[Required work]:
Without changing a character, return the entries, but not the images they hold.
-- START OF Data for this exercise --
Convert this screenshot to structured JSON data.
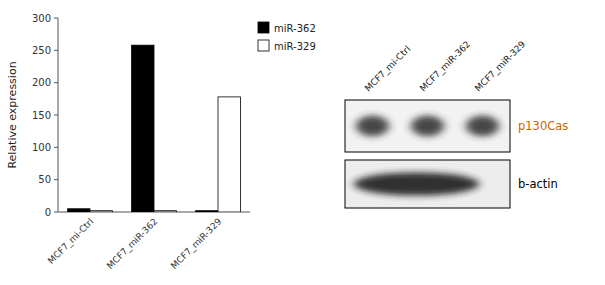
{
  "chart_data": [
    {
      "type": "bar",
      "categories": [
        "MCF7_mi-Ctrl",
        "MCF7_miR-362",
        "MCF7_miR-329"
      ],
      "series": [
        {
          "name": "miR-362",
          "color": "#000000",
          "values": [
            5,
            258,
            2
          ]
        },
        {
          "name": "miR-329",
          "color": "#ffffff",
          "values": [
            2,
            2,
            178
          ]
        }
      ],
      "ylabel": "Relative expression",
      "ylim": [
        0,
        300
      ],
      "yticks": [
        0,
        50,
        100,
        150,
        200,
        250,
        300
      ],
      "grid": false,
      "legend": "upper right"
    },
    {
      "type": "blot",
      "categories": [
        "MCF7_mi-Ctrl",
        "MCF7_miR-362",
        "MCF7_miR-329"
      ],
      "series": [
        {
          "name": "p130Cas",
          "color": "#cc6600"
        },
        {
          "name": "b-actin",
          "color": "#000000"
        }
      ]
    }
  ]
}
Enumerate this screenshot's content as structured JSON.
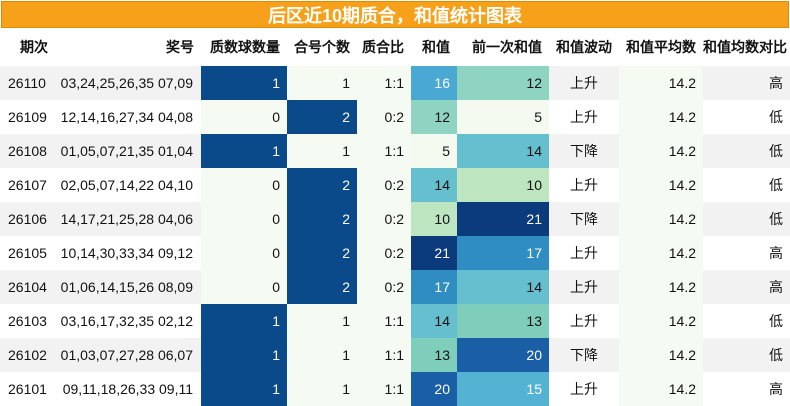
{
  "title": "后区近10期质合，和值统计图表",
  "headers": [
    "期次",
    "奖号",
    "质数球数量",
    "合号个数",
    "质合比",
    "和值",
    "前一次和值",
    "和值波动",
    "和值平均数",
    "和值均数对比"
  ],
  "colors": {
    "title_bg": "#f7a11a",
    "row_alt": "#f2f2f2",
    "prime_one": "#0b4a8a",
    "prime_zero": "#f5faf2",
    "composite_two": "#0b4a8a",
    "composite_one": "#f5faf2",
    "ratio_bg": "#f5faf2",
    "avg_bg": "#f5faf2",
    "sum_scale": {
      "5": "#f4faf0",
      "10": "#bde5c0",
      "12": "#8fd3c3",
      "13": "#7fcdbb",
      "14": "#66bfcf",
      "15": "#54b2d3",
      "16": "#4aa9d2",
      "17": "#2f8dc2",
      "20": "#1a5ea6",
      "21": "#0b3a7d"
    }
  },
  "rows": [
    {
      "period": "26110",
      "numbers": "03,24,25,26,35 07,09",
      "prime": "1",
      "composite": "1",
      "ratio": "1:1",
      "sum": "16",
      "prev_sum": "12",
      "wave": "上升",
      "avg": "14.2",
      "compare": "高"
    },
    {
      "period": "26109",
      "numbers": "12,14,16,27,34 04,08",
      "prime": "0",
      "composite": "2",
      "ratio": "0:2",
      "sum": "12",
      "prev_sum": "5",
      "wave": "上升",
      "avg": "14.2",
      "compare": "低"
    },
    {
      "period": "26108",
      "numbers": "01,05,07,21,35 01,04",
      "prime": "1",
      "composite": "1",
      "ratio": "1:1",
      "sum": "5",
      "prev_sum": "14",
      "wave": "下降",
      "avg": "14.2",
      "compare": "低"
    },
    {
      "period": "26107",
      "numbers": "02,05,07,14,22 04,10",
      "prime": "0",
      "composite": "2",
      "ratio": "0:2",
      "sum": "14",
      "prev_sum": "10",
      "wave": "上升",
      "avg": "14.2",
      "compare": "低"
    },
    {
      "period": "26106",
      "numbers": "14,17,21,25,28 04,06",
      "prime": "0",
      "composite": "2",
      "ratio": "0:2",
      "sum": "10",
      "prev_sum": "21",
      "wave": "下降",
      "avg": "14.2",
      "compare": "低"
    },
    {
      "period": "26105",
      "numbers": "10,14,30,33,34 09,12",
      "prime": "0",
      "composite": "2",
      "ratio": "0:2",
      "sum": "21",
      "prev_sum": "17",
      "wave": "上升",
      "avg": "14.2",
      "compare": "高"
    },
    {
      "period": "26104",
      "numbers": "01,06,14,15,26 08,09",
      "prime": "0",
      "composite": "2",
      "ratio": "0:2",
      "sum": "17",
      "prev_sum": "14",
      "wave": "上升",
      "avg": "14.2",
      "compare": "高"
    },
    {
      "period": "26103",
      "numbers": "03,16,17,32,35 02,12",
      "prime": "1",
      "composite": "1",
      "ratio": "1:1",
      "sum": "14",
      "prev_sum": "13",
      "wave": "上升",
      "avg": "14.2",
      "compare": "低"
    },
    {
      "period": "26102",
      "numbers": "01,03,07,27,28 06,07",
      "prime": "1",
      "composite": "1",
      "ratio": "1:1",
      "sum": "13",
      "prev_sum": "20",
      "wave": "下降",
      "avg": "14.2",
      "compare": "低"
    },
    {
      "period": "26101",
      "numbers": "09,11,18,26,33 09,11",
      "prime": "1",
      "composite": "1",
      "ratio": "1:1",
      "sum": "20",
      "prev_sum": "15",
      "wave": "上升",
      "avg": "14.2",
      "compare": "高"
    }
  ]
}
-- END OF Data for this exercise --
[The answer]:
Convert this screenshot to structured JSON data.
{
  "chart_data": [
    {
      "type": "bar",
      "categories": [
        "MCF7_mi-Ctrl",
        "MCF7_miR-362",
        "MCF7_miR-329"
      ],
      "series": [
        {
          "name": "miR-362",
          "color": "#000000",
          "values": [
            5,
            258,
            2
          ]
        },
        {
          "name": "miR-329",
          "color": "#ffffff",
          "values": [
            2,
            2,
            178
          ]
        }
      ],
      "ylabel": "Relative expression",
      "ylim": [
        0,
        300
      ],
      "yticks": [
        0,
        50,
        100,
        150,
        200,
        250,
        300
      ],
      "grid": false,
      "legend": "upper right"
    },
    {
      "type": "blot",
      "categories": [
        "MCF7_mi-Ctrl",
        "MCF7_miR-362",
        "MCF7_miR-329"
      ],
      "series": [
        {
          "name": "p130Cas",
          "color": "#cc6600"
        },
        {
          "name": "b-actin",
          "color": "#000000"
        }
      ]
    }
  ]
}
Enumerate this screenshot's content as structured JSON.
{
  "title": "后区近10期质合，和值统计图表",
  "headers": [
    "期次",
    "奖号",
    "质数球数量",
    "合号个数",
    "质合比",
    "和值",
    "前一次和值",
    "和值波动",
    "和值平均数",
    "和值均数对比"
  ],
  "colors": {
    "title_bg": "#f7a11a",
    "row_alt": "#f2f2f2",
    "prime_one": "#0b4a8a",
    "prime_zero": "#f5faf2",
    "composite_two": "#0b4a8a",
    "composite_one": "#f5faf2",
    "ratio_bg": "#f5faf2",
    "avg_bg": "#f5faf2",
    "sum_scale": {
      "5": "#f4faf0",
      "10": "#bde5c0",
      "12": "#8fd3c3",
      "13": "#7fcdbb",
      "14": "#66bfcf",
      "15": "#54b2d3",
      "16": "#4aa9d2",
      "17": "#2f8dc2",
      "20": "#1a5ea6",
      "21": "#0b3a7d"
    }
  },
  "rows": [
    {
      "period": "26110",
      "numbers": "03,24,25,26,35 07,09",
      "prime": "1",
      "composite": "1",
      "ratio": "1:1",
      "sum": "16",
      "prev_sum": "12",
      "wave": "上升",
      "avg": "14.2",
      "compare": "高"
    },
    {
      "period": "26109",
      "numbers": "12,14,16,27,34 04,08",
      "prime": "0",
      "composite": "2",
      "ratio": "0:2",
      "sum": "12",
      "prev_sum": "5",
      "wave": "上升",
      "avg": "14.2",
      "compare": "低"
    },
    {
      "period": "26108",
      "numbers": "01,05,07,21,35 01,04",
      "prime": "1",
      "composite": "1",
      "ratio": "1:1",
      "sum": "5",
      "prev_sum": "14",
      "wave": "下降",
      "avg": "14.2",
      "compare": "低"
    },
    {
      "period": "26107",
      "numbers": "02,05,07,14,22 04,10",
      "prime": "0",
      "composite": "2",
      "ratio": "0:2",
      "sum": "14",
      "prev_sum": "10",
      "wave": "上升",
      "avg": "14.2",
      "compare": "低"
    },
    {
      "period": "26106",
      "numbers": "14,17,21,25,28 04,06",
      "prime": "0",
      "composite": "2",
      "ratio": "0:2",
      "sum": "10",
      "prev_sum": "21",
      "wave": "下降",
      "avg": "14.2",
      "compare": "低"
    },
    {
      "period": "26105",
      "numbers": "10,14,30,33,34 09,12",
      "prime": "0",
      "composite": "2",
      "ratio": "0:2",
      "sum": "21",
      "prev_sum": "17",
      "wave": "上升",
      "avg": "14.2",
      "compare": "高"
    },
    {
      "period": "26104",
      "numbers": "01,06,14,15,26 08,09",
      "prime": "0",
      "composite": "2",
      "ratio": "0:2",
      "sum": "17",
      "prev_sum": "14",
      "wave": "上升",
      "avg": "14.2",
      "compare": "高"
    },
    {
      "period": "26103",
      "numbers": "03,16,17,32,35 02,12",
      "prime": "1",
      "composite": "1",
      "ratio": "1:1",
      "sum": "14",
      "prev_sum": "13",
      "wave": "上升",
      "avg": "14.2",
      "compare": "低"
    },
    {
      "period": "26102",
      "numbers": "01,03,07,27,28 06,07",
      "prime": "1",
      "composite": "1",
      "ratio": "1:1",
      "sum": "13",
      "prev_sum": "20",
      "wave": "下降",
      "avg": "14.2",
      "compare": "低"
    },
    {
      "period": "26101",
      "numbers": "09,11,18,26,33 09,11",
      "prime": "1",
      "composite": "1",
      "ratio": "1:1",
      "sum": "20",
      "prev_sum": "15",
      "wave": "上升",
      "avg": "14.2",
      "compare": "高"
    }
  ]
}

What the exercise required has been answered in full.